LISTED RECORDS

===============

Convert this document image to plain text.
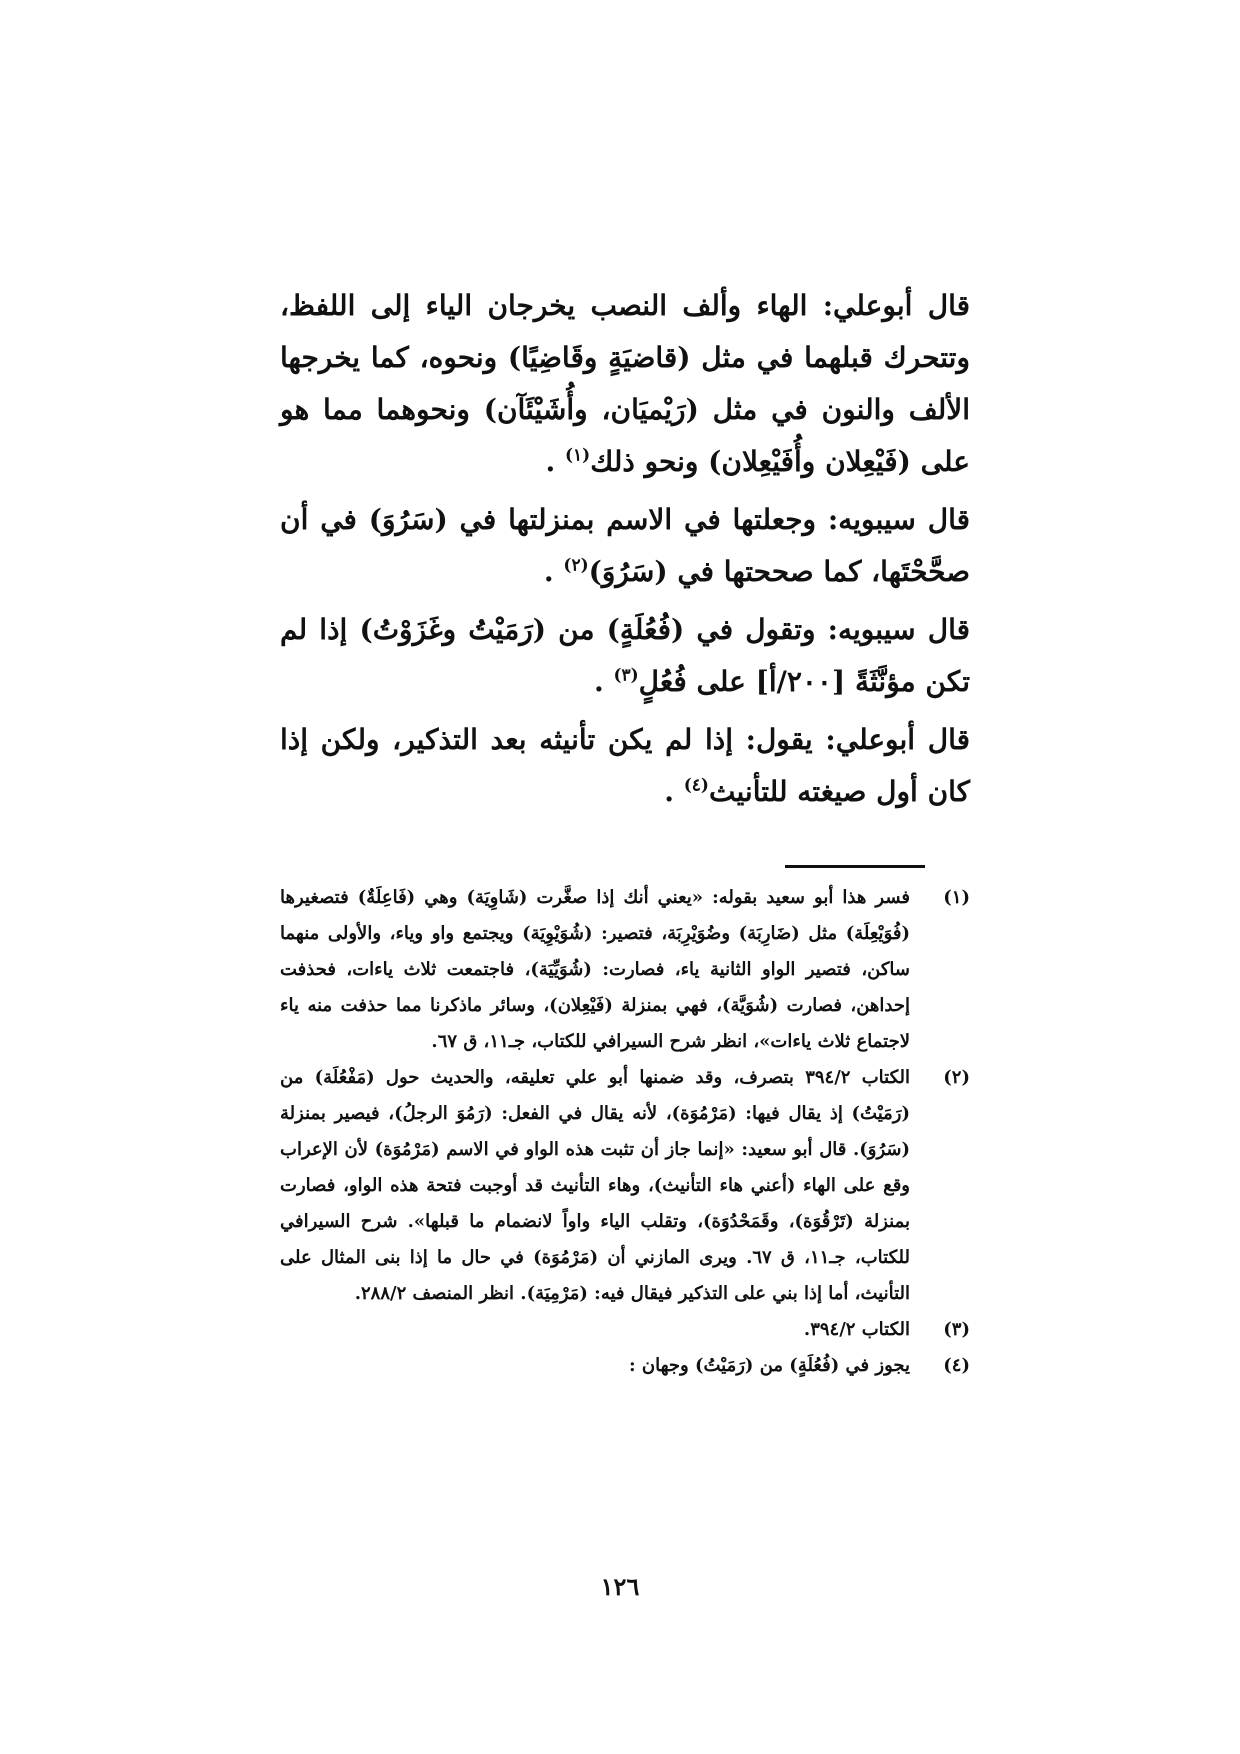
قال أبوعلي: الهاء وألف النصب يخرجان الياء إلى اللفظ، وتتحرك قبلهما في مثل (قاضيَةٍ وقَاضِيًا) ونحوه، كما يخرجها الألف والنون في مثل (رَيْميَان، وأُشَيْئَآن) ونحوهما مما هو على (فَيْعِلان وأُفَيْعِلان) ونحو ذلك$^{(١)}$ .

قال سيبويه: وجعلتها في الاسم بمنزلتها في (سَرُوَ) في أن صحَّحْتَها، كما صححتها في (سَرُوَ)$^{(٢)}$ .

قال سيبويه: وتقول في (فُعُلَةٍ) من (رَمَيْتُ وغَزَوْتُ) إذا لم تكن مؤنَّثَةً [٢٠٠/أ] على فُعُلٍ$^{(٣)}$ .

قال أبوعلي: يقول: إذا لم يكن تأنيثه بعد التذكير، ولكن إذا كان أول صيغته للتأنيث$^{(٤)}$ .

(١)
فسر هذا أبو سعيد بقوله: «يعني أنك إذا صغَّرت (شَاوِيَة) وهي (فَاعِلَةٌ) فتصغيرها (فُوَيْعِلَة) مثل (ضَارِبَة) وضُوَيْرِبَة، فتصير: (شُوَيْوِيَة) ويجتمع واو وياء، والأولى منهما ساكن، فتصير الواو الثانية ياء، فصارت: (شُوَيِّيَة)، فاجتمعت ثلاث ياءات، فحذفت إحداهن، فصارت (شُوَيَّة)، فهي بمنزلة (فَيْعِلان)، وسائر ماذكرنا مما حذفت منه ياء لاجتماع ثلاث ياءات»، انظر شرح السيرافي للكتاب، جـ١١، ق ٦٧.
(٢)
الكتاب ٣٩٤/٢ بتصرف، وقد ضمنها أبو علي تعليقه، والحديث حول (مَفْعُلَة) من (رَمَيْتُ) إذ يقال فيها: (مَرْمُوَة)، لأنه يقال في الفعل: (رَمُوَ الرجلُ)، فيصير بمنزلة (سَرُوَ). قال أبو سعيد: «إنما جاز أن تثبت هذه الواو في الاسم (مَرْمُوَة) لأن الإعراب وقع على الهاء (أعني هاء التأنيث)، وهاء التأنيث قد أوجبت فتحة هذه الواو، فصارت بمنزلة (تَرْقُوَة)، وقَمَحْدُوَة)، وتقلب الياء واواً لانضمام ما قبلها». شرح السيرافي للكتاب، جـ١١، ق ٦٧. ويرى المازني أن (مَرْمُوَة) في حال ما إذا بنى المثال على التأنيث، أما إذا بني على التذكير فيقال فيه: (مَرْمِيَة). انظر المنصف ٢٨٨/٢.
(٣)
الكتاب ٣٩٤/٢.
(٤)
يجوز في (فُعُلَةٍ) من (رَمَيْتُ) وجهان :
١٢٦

===============

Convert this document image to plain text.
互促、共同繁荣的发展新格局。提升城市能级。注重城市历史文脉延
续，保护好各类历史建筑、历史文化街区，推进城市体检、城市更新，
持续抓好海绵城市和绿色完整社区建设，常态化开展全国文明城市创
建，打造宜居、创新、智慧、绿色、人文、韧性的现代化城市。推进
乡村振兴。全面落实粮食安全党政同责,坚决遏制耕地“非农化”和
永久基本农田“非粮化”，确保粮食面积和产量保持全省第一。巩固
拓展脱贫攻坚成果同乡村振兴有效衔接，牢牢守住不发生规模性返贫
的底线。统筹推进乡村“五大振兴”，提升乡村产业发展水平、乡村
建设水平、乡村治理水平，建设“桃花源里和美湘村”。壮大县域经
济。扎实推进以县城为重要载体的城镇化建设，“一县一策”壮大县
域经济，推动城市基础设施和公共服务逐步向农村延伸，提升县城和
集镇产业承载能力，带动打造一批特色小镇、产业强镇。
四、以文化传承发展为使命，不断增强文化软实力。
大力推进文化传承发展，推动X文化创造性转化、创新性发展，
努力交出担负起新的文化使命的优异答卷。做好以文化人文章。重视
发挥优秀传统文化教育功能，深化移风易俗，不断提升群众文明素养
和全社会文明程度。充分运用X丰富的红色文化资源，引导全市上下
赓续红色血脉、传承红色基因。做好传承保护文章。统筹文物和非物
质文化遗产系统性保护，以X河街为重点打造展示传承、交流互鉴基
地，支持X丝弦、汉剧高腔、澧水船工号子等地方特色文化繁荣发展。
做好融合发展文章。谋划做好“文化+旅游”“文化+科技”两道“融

===============

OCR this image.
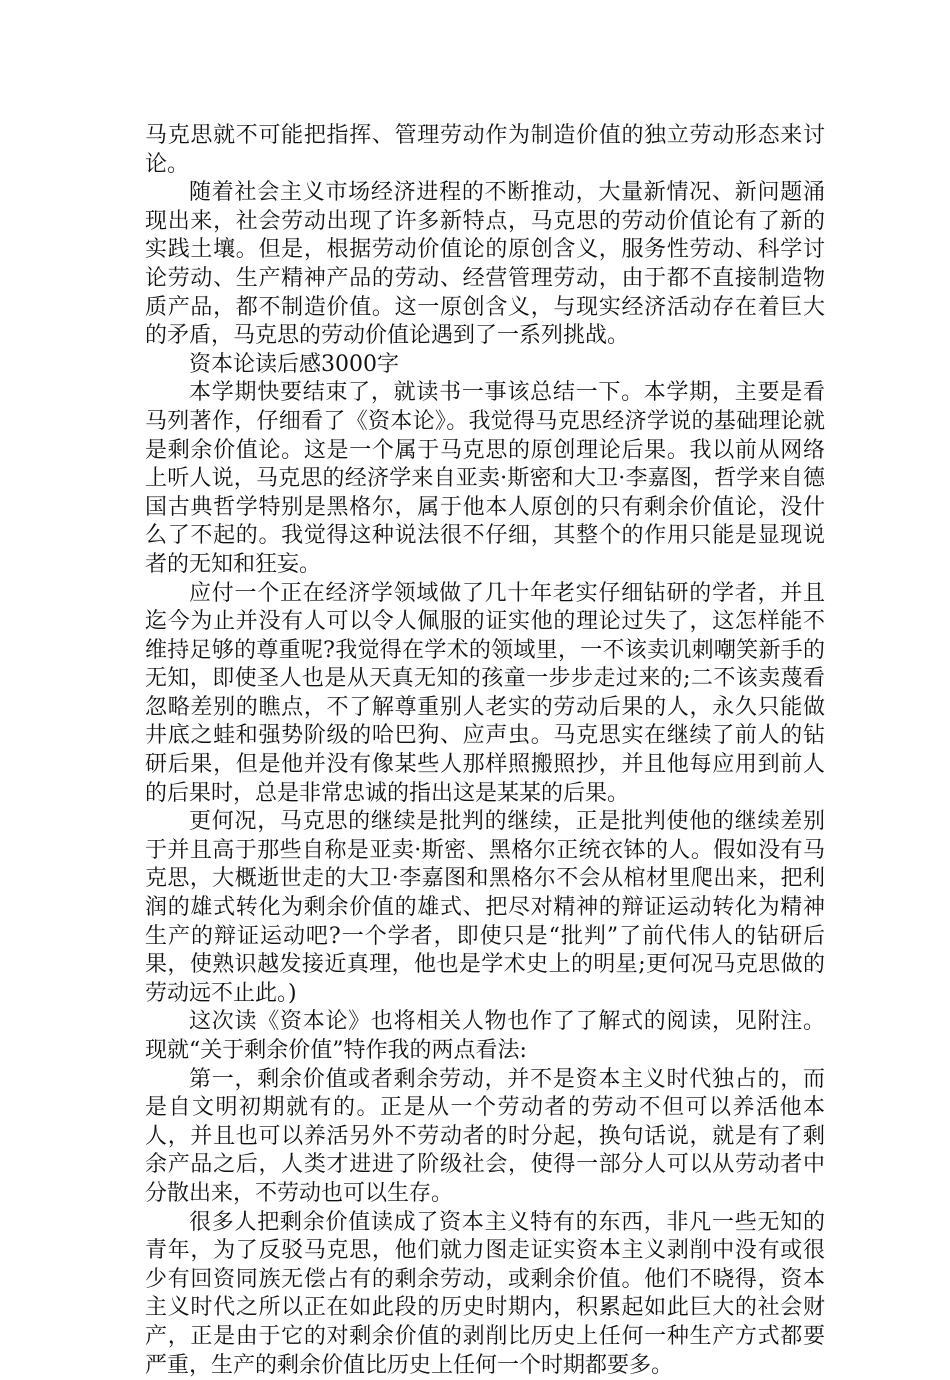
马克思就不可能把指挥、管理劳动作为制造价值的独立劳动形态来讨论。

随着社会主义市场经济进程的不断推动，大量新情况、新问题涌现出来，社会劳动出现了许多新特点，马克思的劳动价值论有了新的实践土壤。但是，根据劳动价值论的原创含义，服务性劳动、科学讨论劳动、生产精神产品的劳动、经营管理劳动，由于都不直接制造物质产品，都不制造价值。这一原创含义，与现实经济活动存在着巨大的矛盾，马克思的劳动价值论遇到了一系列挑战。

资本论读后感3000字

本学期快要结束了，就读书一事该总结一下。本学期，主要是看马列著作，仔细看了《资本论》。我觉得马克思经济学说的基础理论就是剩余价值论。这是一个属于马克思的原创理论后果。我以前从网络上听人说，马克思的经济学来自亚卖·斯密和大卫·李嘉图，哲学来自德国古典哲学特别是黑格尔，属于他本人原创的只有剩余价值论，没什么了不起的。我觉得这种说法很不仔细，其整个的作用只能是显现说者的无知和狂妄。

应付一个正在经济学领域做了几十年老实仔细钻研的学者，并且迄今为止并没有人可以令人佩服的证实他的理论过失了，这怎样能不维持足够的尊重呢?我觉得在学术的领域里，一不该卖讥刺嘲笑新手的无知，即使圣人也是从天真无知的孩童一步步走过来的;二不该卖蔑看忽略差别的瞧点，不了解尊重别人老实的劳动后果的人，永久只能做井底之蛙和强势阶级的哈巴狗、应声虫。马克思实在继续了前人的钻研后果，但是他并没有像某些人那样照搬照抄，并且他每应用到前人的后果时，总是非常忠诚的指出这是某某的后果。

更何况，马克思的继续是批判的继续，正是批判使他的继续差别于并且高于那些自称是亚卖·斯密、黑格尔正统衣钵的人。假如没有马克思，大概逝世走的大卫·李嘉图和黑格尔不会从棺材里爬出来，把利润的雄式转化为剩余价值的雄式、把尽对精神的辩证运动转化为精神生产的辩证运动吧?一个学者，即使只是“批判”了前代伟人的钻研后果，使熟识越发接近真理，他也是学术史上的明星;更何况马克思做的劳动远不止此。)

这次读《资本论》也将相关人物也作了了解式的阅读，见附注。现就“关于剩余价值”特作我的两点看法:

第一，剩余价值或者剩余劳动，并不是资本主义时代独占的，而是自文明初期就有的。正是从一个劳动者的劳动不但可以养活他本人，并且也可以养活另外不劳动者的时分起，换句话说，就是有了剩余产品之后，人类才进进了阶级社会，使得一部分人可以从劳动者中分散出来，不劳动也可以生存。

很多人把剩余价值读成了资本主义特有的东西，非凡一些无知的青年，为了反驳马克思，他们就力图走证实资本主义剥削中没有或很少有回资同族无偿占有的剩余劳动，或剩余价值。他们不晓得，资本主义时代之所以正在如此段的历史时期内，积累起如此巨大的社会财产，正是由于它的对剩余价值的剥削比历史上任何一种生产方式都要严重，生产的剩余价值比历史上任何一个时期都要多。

===============

INSTRUCTION
Respond with nothing but the number of lines in the entries that contain the string "فصارت".

FINISHED ANSWER
2